Exercise goal: Copy the records below from the line that contains "525, 336, 533]" up to and including the line that contains "1995, 336, 2003]", leaving every character unchanged.

====== Information supplied

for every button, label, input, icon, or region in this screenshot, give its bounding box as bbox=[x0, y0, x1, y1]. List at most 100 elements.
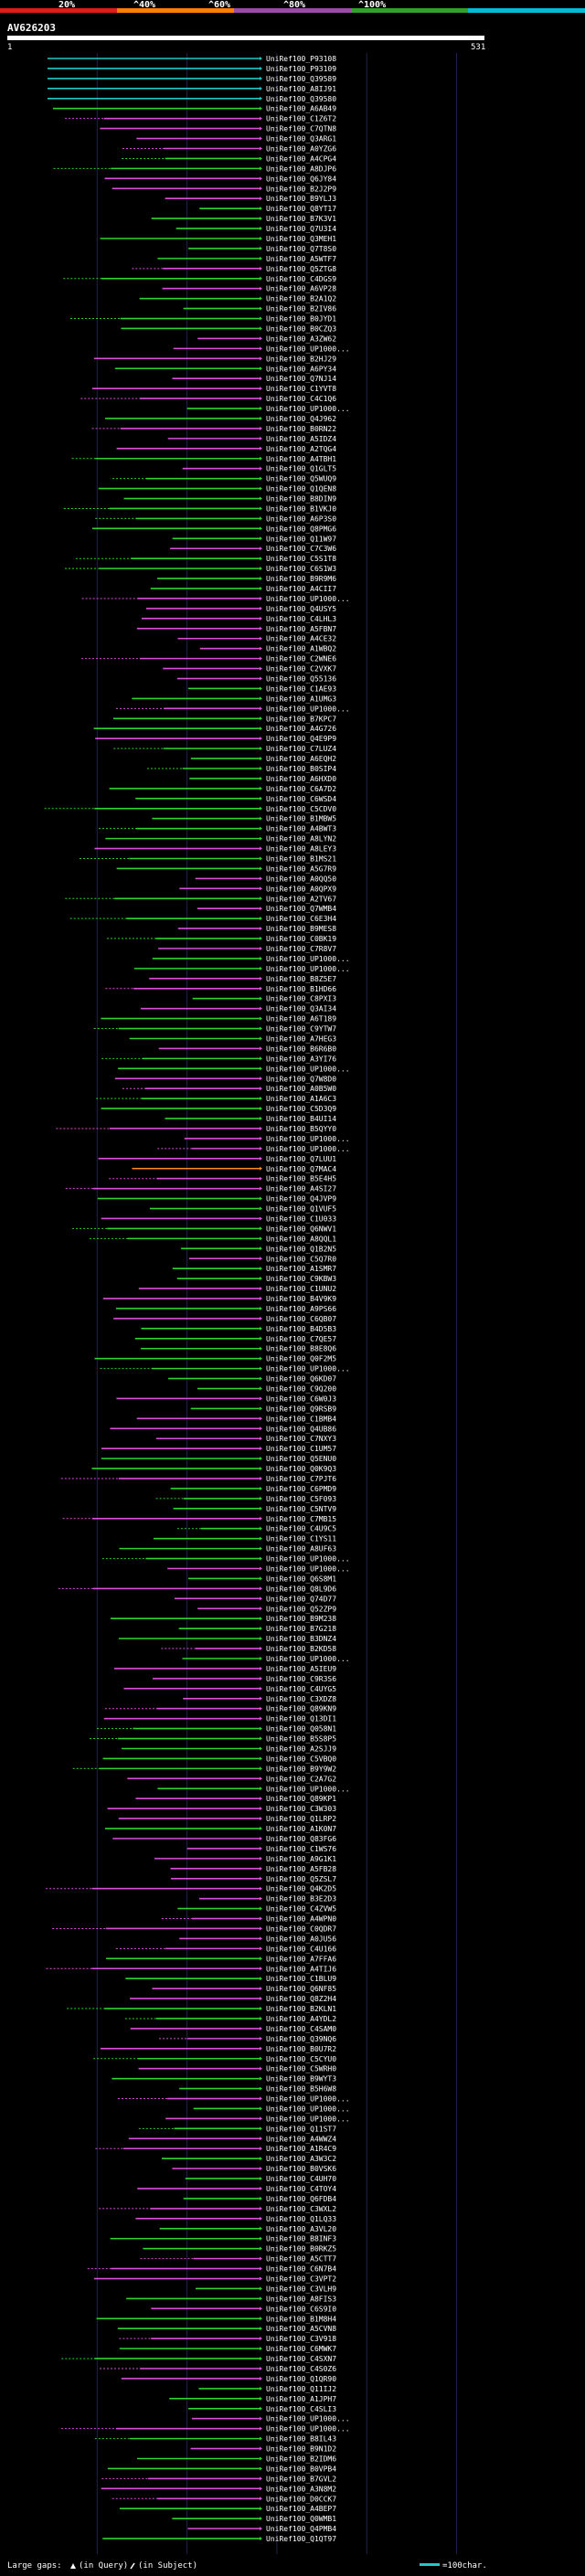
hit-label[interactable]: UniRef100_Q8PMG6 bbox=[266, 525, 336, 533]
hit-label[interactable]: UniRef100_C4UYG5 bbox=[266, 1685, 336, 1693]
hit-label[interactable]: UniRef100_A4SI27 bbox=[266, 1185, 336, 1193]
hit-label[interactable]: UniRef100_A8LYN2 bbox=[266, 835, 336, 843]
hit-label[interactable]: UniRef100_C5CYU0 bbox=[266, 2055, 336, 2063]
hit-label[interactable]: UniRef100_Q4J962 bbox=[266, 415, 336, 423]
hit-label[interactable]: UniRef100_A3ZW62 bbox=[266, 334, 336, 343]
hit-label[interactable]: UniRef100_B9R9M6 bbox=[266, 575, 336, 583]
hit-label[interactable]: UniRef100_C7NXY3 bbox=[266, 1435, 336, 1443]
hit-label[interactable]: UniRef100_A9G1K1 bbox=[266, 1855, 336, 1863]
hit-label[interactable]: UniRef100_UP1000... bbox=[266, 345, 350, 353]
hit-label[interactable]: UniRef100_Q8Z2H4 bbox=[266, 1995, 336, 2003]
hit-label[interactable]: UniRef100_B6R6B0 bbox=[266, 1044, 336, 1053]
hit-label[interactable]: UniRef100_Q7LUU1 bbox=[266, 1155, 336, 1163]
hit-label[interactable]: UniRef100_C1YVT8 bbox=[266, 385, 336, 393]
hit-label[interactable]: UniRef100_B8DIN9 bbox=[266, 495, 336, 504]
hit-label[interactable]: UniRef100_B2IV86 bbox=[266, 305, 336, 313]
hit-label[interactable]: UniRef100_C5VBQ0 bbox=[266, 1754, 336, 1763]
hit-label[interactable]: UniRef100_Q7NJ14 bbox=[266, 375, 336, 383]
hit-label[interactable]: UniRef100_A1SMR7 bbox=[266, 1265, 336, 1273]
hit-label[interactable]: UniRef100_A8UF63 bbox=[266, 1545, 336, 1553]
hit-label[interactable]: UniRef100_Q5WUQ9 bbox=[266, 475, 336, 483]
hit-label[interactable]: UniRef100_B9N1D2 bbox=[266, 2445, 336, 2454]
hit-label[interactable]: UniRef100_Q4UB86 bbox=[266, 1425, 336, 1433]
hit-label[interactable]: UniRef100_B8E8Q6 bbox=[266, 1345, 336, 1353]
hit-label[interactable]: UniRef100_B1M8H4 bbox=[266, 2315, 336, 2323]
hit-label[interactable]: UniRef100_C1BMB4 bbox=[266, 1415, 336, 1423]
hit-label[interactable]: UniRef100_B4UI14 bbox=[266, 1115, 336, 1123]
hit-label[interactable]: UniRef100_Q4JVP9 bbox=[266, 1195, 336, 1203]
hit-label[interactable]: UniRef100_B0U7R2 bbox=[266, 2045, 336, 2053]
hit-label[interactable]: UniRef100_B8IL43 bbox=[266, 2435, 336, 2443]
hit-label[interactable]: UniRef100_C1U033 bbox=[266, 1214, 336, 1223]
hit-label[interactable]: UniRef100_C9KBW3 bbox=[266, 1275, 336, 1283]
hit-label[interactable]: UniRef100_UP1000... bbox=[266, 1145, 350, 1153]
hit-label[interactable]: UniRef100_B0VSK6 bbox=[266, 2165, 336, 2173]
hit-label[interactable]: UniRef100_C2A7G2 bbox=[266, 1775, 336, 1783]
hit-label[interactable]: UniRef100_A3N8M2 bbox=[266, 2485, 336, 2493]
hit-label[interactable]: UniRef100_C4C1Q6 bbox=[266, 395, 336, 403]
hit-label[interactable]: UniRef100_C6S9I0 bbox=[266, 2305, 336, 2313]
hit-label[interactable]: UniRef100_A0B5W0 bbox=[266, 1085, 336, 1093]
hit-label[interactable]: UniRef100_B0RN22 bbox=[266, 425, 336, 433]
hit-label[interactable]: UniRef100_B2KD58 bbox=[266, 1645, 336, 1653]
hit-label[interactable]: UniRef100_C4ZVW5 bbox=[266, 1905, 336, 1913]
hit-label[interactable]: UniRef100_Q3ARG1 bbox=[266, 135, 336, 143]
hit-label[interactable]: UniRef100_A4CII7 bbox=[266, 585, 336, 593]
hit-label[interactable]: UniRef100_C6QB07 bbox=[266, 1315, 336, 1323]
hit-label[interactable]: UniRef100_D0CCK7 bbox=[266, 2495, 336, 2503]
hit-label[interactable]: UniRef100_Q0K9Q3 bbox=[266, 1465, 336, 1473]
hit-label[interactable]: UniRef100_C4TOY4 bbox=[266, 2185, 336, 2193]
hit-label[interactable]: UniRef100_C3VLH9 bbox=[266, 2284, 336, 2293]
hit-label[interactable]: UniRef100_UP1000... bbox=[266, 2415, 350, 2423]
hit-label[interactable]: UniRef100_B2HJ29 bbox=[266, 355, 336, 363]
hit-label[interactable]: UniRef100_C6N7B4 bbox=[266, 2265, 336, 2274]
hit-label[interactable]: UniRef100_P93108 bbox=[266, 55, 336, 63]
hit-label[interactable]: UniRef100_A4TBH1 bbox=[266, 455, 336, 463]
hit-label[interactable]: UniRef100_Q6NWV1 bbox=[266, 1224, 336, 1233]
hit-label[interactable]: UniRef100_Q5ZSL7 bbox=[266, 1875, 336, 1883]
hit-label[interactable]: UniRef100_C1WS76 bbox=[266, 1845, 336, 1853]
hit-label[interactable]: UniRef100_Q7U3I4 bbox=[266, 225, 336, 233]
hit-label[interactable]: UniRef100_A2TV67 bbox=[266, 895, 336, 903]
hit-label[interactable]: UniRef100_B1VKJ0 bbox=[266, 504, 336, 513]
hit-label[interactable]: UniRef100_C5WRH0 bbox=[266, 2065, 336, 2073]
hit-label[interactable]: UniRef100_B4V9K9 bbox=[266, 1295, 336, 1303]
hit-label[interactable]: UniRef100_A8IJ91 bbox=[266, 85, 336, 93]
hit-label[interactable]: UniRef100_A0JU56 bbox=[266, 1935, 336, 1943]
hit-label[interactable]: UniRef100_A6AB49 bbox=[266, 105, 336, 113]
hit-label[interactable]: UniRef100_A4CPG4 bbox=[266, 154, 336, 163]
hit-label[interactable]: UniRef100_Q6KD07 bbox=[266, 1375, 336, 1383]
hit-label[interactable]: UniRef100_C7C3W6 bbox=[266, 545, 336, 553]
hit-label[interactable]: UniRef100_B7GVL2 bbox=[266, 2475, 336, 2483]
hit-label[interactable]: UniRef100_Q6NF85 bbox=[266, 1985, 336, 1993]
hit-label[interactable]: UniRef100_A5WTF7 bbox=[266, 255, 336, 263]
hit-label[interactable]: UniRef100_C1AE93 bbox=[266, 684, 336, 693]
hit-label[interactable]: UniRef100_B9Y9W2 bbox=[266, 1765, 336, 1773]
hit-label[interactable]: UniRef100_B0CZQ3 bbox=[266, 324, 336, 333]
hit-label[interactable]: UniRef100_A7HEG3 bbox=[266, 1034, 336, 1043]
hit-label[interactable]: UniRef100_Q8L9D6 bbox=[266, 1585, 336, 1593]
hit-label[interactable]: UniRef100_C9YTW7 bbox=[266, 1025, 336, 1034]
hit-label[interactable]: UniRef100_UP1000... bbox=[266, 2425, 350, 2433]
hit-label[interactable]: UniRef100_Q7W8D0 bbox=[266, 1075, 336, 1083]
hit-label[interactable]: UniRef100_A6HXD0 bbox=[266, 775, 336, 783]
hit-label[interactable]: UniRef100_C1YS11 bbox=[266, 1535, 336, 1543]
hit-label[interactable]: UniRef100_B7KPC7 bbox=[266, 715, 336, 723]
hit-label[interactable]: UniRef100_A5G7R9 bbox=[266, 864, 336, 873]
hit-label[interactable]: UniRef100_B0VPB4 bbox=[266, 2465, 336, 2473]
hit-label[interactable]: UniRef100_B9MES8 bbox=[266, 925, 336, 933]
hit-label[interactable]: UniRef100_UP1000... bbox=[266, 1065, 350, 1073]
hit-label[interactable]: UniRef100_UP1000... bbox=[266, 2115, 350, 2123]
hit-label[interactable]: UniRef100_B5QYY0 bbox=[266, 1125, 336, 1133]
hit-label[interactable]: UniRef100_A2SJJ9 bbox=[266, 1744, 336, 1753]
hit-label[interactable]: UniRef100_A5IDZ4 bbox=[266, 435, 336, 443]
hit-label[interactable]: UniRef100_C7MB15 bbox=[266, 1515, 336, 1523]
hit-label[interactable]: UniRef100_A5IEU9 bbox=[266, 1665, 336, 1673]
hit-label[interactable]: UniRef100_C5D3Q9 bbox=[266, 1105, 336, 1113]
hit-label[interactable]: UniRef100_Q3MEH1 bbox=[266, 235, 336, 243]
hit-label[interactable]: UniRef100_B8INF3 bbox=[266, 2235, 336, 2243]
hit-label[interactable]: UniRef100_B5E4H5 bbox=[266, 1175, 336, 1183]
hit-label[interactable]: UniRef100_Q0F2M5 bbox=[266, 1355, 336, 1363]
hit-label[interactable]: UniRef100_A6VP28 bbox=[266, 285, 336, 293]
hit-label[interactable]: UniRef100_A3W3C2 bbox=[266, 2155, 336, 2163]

============

Solution for this task:
hit-label[interactable]: UniRef100_Q8PMG6 bbox=[266, 525, 336, 533]
hit-label[interactable]: UniRef100_C4UYG5 bbox=[266, 1685, 336, 1693]
hit-label[interactable]: UniRef100_A4SI27 bbox=[266, 1185, 336, 1193]
hit-label[interactable]: UniRef100_A8LYN2 bbox=[266, 835, 336, 843]
hit-label[interactable]: UniRef100_C5CYU0 bbox=[266, 2055, 336, 2063]
hit-label[interactable]: UniRef100_Q4J962 bbox=[266, 415, 336, 423]
hit-label[interactable]: UniRef100_A3ZW62 bbox=[266, 334, 336, 343]
hit-label[interactable]: UniRef100_B9R9M6 bbox=[266, 575, 336, 583]
hit-label[interactable]: UniRef100_C7NXY3 bbox=[266, 1435, 336, 1443]
hit-label[interactable]: UniRef100_A9G1K1 bbox=[266, 1855, 336, 1863]
hit-label[interactable]: UniRef100_UP1000... bbox=[266, 345, 350, 353]
hit-label[interactable]: UniRef100_Q8Z2H4 bbox=[266, 1995, 336, 2003]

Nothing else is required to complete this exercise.